> **Challenge**
Every entry below must appear again, exactly as written.

(Figure content listings)
○ ○ ○

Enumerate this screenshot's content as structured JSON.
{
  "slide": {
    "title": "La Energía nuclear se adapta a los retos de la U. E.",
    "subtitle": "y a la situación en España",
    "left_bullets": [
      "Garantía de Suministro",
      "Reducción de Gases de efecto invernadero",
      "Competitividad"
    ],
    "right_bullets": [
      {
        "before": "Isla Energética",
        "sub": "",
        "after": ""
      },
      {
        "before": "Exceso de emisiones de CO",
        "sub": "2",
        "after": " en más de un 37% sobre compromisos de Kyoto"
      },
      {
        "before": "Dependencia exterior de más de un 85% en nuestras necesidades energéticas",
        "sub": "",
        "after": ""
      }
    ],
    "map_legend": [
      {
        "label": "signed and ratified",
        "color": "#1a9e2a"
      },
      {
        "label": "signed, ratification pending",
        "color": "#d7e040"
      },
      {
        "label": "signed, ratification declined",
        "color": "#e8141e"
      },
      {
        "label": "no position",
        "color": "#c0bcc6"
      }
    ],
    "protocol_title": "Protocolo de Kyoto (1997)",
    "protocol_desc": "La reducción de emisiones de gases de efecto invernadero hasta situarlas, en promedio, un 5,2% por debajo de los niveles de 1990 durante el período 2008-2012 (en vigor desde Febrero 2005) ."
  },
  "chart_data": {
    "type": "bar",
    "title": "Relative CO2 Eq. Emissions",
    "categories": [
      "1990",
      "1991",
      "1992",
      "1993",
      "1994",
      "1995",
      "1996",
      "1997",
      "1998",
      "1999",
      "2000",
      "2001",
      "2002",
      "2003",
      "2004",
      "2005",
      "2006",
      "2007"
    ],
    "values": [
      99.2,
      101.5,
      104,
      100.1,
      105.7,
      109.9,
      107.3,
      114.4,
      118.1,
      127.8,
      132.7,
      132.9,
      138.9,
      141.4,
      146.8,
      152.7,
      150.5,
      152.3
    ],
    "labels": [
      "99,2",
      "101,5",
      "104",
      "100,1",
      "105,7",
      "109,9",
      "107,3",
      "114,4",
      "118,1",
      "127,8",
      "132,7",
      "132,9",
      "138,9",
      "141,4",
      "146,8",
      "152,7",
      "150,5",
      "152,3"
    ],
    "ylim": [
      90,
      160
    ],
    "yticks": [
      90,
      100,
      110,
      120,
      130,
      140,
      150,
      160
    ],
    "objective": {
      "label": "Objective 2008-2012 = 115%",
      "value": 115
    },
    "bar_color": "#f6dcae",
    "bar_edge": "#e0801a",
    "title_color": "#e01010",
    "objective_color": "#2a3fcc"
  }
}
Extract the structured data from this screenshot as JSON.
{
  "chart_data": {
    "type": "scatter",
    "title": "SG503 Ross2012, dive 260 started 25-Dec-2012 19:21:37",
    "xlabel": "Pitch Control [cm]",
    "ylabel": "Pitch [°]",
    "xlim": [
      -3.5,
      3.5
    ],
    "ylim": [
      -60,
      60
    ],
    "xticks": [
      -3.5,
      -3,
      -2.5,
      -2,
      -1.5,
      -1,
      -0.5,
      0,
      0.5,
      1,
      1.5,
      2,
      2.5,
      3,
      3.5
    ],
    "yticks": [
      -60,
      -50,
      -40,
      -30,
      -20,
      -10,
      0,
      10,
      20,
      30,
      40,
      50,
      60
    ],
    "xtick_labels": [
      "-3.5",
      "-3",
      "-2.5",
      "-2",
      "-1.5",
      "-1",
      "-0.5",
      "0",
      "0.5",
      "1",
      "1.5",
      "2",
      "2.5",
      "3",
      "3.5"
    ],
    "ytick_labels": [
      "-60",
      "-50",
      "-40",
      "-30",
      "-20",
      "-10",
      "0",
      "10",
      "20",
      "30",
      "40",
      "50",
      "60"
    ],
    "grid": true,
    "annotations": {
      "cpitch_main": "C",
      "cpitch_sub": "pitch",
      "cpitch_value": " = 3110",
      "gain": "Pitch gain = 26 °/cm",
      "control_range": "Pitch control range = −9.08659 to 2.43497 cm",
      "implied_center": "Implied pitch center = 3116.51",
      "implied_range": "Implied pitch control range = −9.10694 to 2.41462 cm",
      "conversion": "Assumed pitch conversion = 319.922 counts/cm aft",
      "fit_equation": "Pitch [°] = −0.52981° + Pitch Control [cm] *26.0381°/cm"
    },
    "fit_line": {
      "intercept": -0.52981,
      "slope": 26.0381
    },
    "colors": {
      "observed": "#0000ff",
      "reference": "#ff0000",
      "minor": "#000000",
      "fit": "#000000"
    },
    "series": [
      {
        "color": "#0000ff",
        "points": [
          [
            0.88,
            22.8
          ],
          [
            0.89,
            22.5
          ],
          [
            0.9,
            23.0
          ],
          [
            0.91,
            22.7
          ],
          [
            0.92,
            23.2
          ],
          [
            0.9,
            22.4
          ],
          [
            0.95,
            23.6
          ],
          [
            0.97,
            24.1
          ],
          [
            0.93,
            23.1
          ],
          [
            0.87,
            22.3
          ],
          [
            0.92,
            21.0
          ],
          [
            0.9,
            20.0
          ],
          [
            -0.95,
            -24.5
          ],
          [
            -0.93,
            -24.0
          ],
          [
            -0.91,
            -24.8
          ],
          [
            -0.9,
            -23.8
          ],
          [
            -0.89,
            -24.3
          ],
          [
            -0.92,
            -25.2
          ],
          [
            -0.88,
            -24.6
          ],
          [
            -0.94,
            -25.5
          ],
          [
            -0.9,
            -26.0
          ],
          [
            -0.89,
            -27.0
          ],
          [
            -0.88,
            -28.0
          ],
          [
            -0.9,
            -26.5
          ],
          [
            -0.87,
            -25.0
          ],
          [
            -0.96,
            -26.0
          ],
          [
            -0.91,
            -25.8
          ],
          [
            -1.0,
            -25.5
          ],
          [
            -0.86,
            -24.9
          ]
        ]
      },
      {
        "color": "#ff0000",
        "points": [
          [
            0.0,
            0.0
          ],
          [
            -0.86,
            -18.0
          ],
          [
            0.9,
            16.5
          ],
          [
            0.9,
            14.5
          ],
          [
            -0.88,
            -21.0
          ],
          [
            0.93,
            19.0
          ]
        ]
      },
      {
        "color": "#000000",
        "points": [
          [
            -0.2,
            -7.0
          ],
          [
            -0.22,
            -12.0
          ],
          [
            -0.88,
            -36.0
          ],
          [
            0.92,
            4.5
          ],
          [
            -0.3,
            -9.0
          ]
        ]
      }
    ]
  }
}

○ ○ ○

> **Result**
Enumerate this screenshot's content as structured JSON.
{
  "slide": {
    "title": "La Energía nuclear se adapta a los retos de la U. E.",
    "subtitle": "y a la situación en España",
    "left_bullets": [
      "Garantía de Suministro",
      "Reducción de Gases de efecto invernadero",
      "Competitividad"
    ],
    "right_bullets": [
      {
        "before": "Isla Energética",
        "sub": "",
        "after": ""
      },
      {
        "before": "Exceso de emisiones de CO",
        "sub": "2",
        "after": " en más de un 37% sobre compromisos de Kyoto"
      },
      {
        "before": "Dependencia exterior de más de un 85% en nuestras necesidades energéticas",
        "sub": "",
        "after": ""
      }
    ],
    "map_legend": [
      {
        "label": "signed and ratified",
        "color": "#1a9e2a"
      },
      {
        "label": "signed, ratification pending",
        "color": "#d7e040"
      },
      {
        "label": "signed, ratification declined",
        "color": "#e8141e"
      },
      {
        "label": "no position",
        "color": "#c0bcc6"
      }
    ],
    "protocol_title": "Protocolo de Kyoto (1997)",
    "protocol_desc": "La reducción de emisiones de gases de efecto invernadero hasta situarlas, en promedio, un 5,2% por debajo de los niveles de 1990 durante el período 2008-2012 (en vigor desde Febrero 2005) ."
  },
  "chart_data": {
    "type": "bar",
    "title": "Relative CO2 Eq. Emissions",
    "categories": [
      "1990",
      "1991",
      "1992",
      "1993",
      "1994",
      "1995",
      "1996",
      "1997",
      "1998",
      "1999",
      "2000",
      "2001",
      "2002",
      "2003",
      "2004",
      "2005",
      "2006",
      "2007"
    ],
    "values": [
      99.2,
      101.5,
      104,
      100.1,
      105.7,
      109.9,
      107.3,
      114.4,
      118.1,
      127.8,
      132.7,
      132.9,
      138.9,
      141.4,
      146.8,
      152.7,
      150.5,
      152.3
    ],
    "labels": [
      "99,2",
      "101,5",
      "104",
      "100,1",
      "105,7",
      "109,9",
      "107,3",
      "114,4",
      "118,1",
      "127,8",
      "132,7",
      "132,9",
      "138,9",
      "141,4",
      "146,8",
      "152,7",
      "150,5",
      "152,3"
    ],
    "ylim": [
      90,
      160
    ],
    "yticks": [
      90,
      100,
      110,
      120,
      130,
      140,
      150,
      160
    ],
    "objective": {
      "label": "Objective 2008-2012 = 115%",
      "value": 115
    },
    "bar_color": "#f6dcae",
    "bar_edge": "#e0801a",
    "title_color": "#e01010",
    "objective_color": "#2a3fcc"
  }
}
Extract the structured data from this screenshot as JSON.
{
  "chart_data": {
    "type": "scatter",
    "title": "SG503 Ross2012, dive 260 started 25-Dec-2012 19:21:37",
    "xlabel": "Pitch Control [cm]",
    "ylabel": "Pitch [°]",
    "xlim": [
      -3.5,
      3.5
    ],
    "ylim": [
      -60,
      60
    ],
    "xticks": [
      -3.5,
      -3,
      -2.5,
      -2,
      -1.5,
      -1,
      -0.5,
      0,
      0.5,
      1,
      1.5,
      2,
      2.5,
      3,
      3.5
    ],
    "yticks": [
      -60,
      -50,
      -40,
      -30,
      -20,
      -10,
      0,
      10,
      20,
      30,
      40,
      50,
      60
    ],
    "xtick_labels": [
      "-3.5",
      "-3",
      "-2.5",
      "-2",
      "-1.5",
      "-1",
      "-0.5",
      "0",
      "0.5",
      "1",
      "1.5",
      "2",
      "2.5",
      "3",
      "3.5"
    ],
    "ytick_labels": [
      "-60",
      "-50",
      "-40",
      "-30",
      "-20",
      "-10",
      "0",
      "10",
      "20",
      "30",
      "40",
      "50",
      "60"
    ],
    "grid": true,
    "annotations": {
      "cpitch_main": "C",
      "cpitch_sub": "pitch",
      "cpitch_value": " = 3110",
      "gain": "Pitch gain = 26 °/cm",
      "control_range": "Pitch control range = −9.08659 to 2.43497 cm",
      "implied_center": "Implied pitch center = 3116.51",
      "implied_range": "Implied pitch control range = −9.10694 to 2.41462 cm",
      "conversion": "Assumed pitch conversion = 319.922 counts/cm aft",
      "fit_equation": "Pitch [°] = −0.52981° + Pitch Control [cm] *26.0381°/cm"
    },
    "fit_line": {
      "intercept": -0.52981,
      "slope": 26.0381
    },
    "colors": {
      "observed": "#0000ff",
      "reference": "#ff0000",
      "minor": "#000000",
      "fit": "#000000"
    },
    "series": [
      {
        "color": "#0000ff",
        "points": [
          [
            0.88,
            22.8
          ],
          [
            0.89,
            22.5
          ],
          [
            0.9,
            23.0
          ],
          [
            0.91,
            22.7
          ],
          [
            0.92,
            23.2
          ],
          [
            0.9,
            22.4
          ],
          [
            0.95,
            23.6
          ],
          [
            0.97,
            24.1
          ],
          [
            0.93,
            23.1
          ],
          [
            0.87,
            22.3
          ],
          [
            0.92,
            21.0
          ],
          [
            0.9,
            20.0
          ],
          [
            -0.95,
            -24.5
          ],
          [
            -0.93,
            -24.0
          ],
          [
            -0.91,
            -24.8
          ],
          [
            -0.9,
            -23.8
          ],
          [
            -0.89,
            -24.3
          ],
          [
            -0.92,
            -25.2
          ],
          [
            -0.88,
            -24.6
          ],
          [
            -0.94,
            -25.5
          ],
          [
            -0.9,
            -26.0
          ],
          [
            -0.89,
            -27.0
          ],
          [
            -0.88,
            -28.0
          ],
          [
            -0.9,
            -26.5
          ],
          [
            -0.87,
            -25.0
          ],
          [
            -0.96,
            -26.0
          ],
          [
            -0.91,
            -25.8
          ],
          [
            -1.0,
            -25.5
          ],
          [
            -0.86,
            -24.9
          ]
        ]
      },
      {
        "color": "#ff0000",
        "points": [
          [
            0.0,
            0.0
          ],
          [
            -0.86,
            -18.0
          ],
          [
            0.9,
            16.5
          ],
          [
            0.9,
            14.5
          ],
          [
            -0.88,
            -21.0
          ],
          [
            0.93,
            19.0
          ]
        ]
      },
      {
        "color": "#000000",
        "points": [
          [
            -0.2,
            -7.0
          ],
          [
            -0.22,
            -12.0
          ],
          [
            -0.88,
            -36.0
          ],
          [
            0.92,
            4.5
          ],
          [
            -0.3,
            -9.0
          ]
        ]
      }
    ]
  }
}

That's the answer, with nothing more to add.